- WHAT YOU WILL DO
Reproduce the following rows unchanged, from the start of the rows through the line that contains "swing-label: 2.524 [705,312,730,323]", both ends included.

--------------------------------

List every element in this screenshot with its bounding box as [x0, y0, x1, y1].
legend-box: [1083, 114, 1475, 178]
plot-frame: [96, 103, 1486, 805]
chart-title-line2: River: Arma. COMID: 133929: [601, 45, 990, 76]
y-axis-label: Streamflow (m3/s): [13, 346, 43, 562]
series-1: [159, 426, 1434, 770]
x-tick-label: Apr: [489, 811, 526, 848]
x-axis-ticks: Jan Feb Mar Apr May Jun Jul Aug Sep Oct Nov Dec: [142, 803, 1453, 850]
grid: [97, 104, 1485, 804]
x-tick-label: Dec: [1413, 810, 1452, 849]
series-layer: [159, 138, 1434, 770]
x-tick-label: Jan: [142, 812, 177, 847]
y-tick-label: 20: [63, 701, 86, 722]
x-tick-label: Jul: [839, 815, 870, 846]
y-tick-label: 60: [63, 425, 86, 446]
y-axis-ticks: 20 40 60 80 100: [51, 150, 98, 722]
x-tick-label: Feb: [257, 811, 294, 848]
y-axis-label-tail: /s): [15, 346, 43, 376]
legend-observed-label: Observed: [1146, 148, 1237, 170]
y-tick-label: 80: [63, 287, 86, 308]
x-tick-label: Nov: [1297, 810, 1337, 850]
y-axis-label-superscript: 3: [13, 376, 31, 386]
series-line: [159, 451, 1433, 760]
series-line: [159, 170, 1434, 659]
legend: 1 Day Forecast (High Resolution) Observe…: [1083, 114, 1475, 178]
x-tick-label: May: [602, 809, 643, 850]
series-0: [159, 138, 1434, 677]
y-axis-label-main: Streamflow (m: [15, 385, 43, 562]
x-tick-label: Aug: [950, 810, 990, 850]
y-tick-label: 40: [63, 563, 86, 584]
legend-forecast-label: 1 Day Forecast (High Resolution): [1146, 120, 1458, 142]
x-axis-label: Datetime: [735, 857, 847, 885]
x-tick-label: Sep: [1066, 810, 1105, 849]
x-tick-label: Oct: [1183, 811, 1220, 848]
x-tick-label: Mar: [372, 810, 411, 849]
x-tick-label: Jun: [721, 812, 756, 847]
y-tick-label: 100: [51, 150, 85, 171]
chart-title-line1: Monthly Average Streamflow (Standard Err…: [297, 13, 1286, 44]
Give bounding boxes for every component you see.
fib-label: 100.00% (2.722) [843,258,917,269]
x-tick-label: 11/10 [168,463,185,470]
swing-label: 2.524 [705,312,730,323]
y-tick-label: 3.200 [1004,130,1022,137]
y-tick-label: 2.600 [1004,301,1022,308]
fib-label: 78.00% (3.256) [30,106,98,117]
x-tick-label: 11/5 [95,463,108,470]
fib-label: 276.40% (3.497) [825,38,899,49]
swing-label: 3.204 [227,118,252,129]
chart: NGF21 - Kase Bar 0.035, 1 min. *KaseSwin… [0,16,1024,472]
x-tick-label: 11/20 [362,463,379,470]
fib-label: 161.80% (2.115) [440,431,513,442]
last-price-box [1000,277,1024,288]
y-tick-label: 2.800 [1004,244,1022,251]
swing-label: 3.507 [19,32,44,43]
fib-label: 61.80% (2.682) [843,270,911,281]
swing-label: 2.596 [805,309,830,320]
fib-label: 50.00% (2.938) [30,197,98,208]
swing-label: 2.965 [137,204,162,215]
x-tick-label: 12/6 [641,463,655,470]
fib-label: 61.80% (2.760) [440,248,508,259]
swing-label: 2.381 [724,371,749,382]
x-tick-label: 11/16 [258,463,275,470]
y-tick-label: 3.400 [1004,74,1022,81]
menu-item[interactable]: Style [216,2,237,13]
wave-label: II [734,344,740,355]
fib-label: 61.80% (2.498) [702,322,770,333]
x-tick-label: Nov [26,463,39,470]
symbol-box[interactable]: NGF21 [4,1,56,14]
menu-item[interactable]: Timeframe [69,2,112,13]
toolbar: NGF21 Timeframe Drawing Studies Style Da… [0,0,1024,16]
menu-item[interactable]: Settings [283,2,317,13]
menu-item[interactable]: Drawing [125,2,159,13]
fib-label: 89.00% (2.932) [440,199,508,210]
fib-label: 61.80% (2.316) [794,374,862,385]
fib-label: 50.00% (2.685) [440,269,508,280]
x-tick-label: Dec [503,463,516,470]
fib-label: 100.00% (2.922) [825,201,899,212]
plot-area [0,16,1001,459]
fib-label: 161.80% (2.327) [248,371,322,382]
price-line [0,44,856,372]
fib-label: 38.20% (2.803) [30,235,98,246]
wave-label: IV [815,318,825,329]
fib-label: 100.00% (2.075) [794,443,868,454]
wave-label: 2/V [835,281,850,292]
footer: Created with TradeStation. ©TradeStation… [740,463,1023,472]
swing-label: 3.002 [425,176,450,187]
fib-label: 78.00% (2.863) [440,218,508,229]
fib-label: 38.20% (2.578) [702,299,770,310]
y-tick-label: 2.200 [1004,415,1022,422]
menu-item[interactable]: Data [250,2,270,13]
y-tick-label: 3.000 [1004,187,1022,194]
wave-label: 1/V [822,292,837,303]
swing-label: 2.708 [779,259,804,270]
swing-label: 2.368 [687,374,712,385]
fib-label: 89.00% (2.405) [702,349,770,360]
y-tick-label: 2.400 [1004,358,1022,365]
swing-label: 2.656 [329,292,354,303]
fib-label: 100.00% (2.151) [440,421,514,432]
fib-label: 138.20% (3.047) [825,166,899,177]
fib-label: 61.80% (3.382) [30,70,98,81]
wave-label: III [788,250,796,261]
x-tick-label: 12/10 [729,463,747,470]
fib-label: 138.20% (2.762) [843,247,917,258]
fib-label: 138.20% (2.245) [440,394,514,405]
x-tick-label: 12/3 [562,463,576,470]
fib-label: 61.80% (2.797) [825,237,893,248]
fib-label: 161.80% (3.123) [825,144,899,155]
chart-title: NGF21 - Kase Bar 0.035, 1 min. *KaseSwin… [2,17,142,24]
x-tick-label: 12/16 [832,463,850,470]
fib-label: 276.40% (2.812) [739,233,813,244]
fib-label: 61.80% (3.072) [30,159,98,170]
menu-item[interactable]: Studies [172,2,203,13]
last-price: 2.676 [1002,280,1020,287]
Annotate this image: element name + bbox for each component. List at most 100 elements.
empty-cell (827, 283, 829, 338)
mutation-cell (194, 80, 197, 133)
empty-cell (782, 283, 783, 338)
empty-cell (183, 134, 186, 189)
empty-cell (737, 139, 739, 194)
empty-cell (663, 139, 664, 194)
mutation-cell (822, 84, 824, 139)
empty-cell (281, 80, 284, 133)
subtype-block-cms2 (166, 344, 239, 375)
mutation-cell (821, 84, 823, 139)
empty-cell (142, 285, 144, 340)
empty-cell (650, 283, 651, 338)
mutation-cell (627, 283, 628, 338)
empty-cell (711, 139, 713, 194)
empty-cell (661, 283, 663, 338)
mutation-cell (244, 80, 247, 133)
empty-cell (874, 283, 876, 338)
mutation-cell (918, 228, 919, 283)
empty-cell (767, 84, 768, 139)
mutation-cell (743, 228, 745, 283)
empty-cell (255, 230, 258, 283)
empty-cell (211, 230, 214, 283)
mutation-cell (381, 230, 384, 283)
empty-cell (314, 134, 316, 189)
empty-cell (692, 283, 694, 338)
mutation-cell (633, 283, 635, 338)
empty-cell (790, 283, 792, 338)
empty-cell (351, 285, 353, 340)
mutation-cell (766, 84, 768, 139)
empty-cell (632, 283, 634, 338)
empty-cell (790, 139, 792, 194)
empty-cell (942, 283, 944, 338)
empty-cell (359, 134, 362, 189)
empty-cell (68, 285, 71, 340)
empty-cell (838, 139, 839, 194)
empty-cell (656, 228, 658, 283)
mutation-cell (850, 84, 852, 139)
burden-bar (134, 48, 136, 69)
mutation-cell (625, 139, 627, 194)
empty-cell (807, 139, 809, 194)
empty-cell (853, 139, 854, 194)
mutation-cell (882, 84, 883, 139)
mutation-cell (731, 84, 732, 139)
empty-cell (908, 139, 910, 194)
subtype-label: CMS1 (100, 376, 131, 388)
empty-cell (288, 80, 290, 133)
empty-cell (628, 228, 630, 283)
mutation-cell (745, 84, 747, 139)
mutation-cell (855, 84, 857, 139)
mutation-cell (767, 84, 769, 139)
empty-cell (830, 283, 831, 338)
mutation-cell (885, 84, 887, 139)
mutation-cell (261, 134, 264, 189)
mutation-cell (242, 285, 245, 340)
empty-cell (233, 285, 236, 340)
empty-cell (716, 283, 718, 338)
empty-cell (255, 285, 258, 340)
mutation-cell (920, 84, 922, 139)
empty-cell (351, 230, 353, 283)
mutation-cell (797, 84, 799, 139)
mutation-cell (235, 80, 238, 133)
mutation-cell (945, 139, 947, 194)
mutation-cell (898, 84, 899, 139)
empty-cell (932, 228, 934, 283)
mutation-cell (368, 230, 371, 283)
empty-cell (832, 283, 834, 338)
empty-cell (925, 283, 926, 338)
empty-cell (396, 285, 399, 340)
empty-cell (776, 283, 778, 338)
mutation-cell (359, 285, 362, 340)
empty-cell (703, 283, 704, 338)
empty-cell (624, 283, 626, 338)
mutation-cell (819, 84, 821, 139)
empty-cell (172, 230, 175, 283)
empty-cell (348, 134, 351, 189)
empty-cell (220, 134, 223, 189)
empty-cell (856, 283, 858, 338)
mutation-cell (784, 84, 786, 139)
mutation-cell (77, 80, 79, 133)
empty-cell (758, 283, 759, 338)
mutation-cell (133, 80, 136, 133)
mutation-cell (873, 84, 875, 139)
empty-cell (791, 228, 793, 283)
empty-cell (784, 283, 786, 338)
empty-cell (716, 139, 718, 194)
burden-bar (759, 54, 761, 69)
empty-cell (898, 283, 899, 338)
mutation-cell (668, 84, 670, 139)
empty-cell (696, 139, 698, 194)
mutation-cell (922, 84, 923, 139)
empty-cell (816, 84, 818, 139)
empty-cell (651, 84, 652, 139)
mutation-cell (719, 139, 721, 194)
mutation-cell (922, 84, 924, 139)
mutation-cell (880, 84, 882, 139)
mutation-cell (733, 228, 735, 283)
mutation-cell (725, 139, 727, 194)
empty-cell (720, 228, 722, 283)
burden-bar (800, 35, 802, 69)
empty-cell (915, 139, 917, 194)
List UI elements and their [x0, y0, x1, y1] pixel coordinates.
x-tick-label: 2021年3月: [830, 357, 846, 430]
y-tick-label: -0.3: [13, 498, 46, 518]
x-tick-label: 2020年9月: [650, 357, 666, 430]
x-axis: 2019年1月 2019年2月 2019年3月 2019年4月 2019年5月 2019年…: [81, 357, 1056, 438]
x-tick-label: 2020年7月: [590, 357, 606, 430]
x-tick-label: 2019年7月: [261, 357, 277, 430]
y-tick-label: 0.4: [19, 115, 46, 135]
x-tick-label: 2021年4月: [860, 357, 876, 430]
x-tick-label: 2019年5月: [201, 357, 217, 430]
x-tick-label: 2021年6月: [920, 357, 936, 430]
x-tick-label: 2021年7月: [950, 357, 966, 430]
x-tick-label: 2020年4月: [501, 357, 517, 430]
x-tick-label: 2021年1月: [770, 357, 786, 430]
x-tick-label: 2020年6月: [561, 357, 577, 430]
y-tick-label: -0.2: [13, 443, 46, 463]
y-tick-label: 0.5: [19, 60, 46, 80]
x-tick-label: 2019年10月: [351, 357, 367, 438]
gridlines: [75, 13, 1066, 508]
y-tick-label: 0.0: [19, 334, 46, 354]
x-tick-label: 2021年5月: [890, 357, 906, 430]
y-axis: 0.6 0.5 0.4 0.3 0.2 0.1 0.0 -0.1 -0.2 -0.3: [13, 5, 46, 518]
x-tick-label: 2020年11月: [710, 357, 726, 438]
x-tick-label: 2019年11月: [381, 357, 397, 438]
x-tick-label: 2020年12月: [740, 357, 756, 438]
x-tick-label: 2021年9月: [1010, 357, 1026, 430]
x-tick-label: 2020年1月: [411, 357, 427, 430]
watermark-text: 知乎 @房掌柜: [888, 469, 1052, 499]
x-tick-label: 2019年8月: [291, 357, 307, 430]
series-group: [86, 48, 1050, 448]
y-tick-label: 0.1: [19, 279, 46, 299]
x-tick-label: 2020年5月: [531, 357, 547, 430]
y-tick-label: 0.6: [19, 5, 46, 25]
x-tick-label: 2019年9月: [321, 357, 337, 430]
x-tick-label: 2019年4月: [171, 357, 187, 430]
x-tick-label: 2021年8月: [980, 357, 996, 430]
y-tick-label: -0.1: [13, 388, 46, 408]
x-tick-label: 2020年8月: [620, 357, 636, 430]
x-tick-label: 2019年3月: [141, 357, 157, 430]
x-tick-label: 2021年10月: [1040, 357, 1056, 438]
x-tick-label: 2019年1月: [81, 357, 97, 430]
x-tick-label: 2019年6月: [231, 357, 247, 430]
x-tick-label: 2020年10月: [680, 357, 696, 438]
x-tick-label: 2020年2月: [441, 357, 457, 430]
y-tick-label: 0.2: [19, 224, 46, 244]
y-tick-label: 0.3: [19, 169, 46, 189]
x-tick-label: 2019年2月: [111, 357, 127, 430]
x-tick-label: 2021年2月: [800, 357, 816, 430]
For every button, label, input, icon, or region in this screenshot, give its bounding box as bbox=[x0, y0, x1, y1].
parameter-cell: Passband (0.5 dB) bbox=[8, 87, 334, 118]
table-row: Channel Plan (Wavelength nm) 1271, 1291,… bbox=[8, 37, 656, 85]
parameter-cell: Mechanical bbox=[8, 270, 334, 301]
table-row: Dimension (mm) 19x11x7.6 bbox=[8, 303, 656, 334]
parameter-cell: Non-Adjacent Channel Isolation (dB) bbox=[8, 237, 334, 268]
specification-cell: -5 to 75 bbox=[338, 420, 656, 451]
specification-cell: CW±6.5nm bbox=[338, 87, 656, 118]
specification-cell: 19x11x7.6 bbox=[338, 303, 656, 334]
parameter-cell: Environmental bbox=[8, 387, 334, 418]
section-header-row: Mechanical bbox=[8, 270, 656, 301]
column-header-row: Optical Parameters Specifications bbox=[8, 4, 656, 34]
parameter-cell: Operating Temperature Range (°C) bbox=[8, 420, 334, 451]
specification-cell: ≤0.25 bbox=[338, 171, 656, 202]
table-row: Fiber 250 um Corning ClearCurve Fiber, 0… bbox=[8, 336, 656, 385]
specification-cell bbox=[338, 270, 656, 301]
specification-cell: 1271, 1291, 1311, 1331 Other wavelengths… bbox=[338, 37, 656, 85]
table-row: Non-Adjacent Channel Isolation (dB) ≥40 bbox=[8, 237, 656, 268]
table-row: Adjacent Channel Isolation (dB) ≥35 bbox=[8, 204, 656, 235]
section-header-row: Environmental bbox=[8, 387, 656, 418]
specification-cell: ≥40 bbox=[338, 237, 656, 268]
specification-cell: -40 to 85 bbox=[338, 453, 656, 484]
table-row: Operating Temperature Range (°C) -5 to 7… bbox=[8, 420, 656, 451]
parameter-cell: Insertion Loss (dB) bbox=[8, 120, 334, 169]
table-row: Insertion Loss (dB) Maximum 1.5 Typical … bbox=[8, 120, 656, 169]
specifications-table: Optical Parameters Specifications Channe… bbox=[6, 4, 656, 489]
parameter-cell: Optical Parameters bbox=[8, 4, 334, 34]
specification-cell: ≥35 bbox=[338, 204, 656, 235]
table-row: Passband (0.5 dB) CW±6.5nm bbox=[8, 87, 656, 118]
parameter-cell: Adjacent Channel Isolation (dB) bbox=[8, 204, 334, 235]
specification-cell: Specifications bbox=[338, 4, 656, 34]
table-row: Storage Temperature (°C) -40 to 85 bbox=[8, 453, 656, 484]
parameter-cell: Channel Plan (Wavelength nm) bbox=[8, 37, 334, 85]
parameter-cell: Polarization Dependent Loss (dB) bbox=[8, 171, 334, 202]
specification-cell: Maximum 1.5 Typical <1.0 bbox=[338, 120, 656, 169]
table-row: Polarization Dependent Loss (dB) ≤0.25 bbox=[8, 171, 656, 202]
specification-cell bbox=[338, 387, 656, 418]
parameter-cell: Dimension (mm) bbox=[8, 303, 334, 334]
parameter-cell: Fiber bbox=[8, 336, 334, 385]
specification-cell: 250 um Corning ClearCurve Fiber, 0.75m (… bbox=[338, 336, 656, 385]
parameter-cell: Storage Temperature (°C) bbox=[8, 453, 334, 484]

--------------------------------

- REPLY
List every element in this screenshot with its bounding box as [x0, y0, x1, y1].
legend-box: [1083, 114, 1475, 178]
plot-frame: [96, 103, 1486, 805]
chart-title-line2: River: Arma. COMID: 133929: [601, 45, 990, 76]
y-axis-label: Streamflow (m3/s): [13, 346, 43, 562]
series-1: [159, 426, 1434, 770]
x-tick-label: Apr: [489, 811, 526, 848]
x-axis-ticks: Jan Feb Mar Apr May Jun Jul Aug Sep Oct Nov Dec: [142, 803, 1453, 850]
grid: [97, 104, 1485, 804]
x-tick-label: Dec: [1413, 810, 1452, 849]
series-layer: [159, 138, 1434, 770]
x-tick-label: Jan: [142, 812, 177, 847]
y-tick-label: 20: [63, 701, 86, 722]
x-tick-label: Jul: [839, 815, 870, 846]
y-tick-label: 60: [63, 425, 86, 446]
y-axis-ticks: 20 40 60 80 100: [51, 150, 98, 722]
x-tick-label: Feb: [257, 811, 294, 848]
y-axis-label-tail: /s): [15, 346, 43, 376]
legend-observed-label: Observed: [1146, 148, 1237, 170]
y-tick-label: 80: [63, 287, 86, 308]
x-tick-label: Nov: [1297, 810, 1337, 850]
y-axis-label-superscript: 3: [13, 376, 31, 386]
series-line: [159, 451, 1433, 760]
series-line: [159, 170, 1434, 659]
legend: 1 Day Forecast (High Resolution) Observe…: [1083, 114, 1475, 178]
x-tick-label: May: [602, 809, 643, 850]
series-0: [159, 138, 1434, 677]
y-axis-label-main: Streamflow (m: [15, 385, 43, 562]
x-tick-label: Aug: [950, 810, 990, 850]
y-tick-label: 40: [63, 563, 86, 584]
legend-forecast-label: 1 Day Forecast (High Resolution): [1146, 120, 1458, 142]
x-axis-label: Datetime: [735, 857, 847, 885]
x-tick-label: Sep: [1066, 810, 1105, 849]
x-tick-label: Oct: [1183, 811, 1220, 848]
x-tick-label: Mar: [372, 810, 411, 849]
x-tick-label: Jun: [721, 812, 756, 847]
y-tick-label: 100: [51, 150, 85, 171]
chart-title-line1: Monthly Average Streamflow (Standard Err…: [297, 13, 1286, 44]
Give bounding boxes for every component you see.
fib-label: 100.00% (2.722) [843,258,917,269]
x-tick-label: 11/10 [168,463,185,470]
swing-label: 2.524 [705,312,730,323]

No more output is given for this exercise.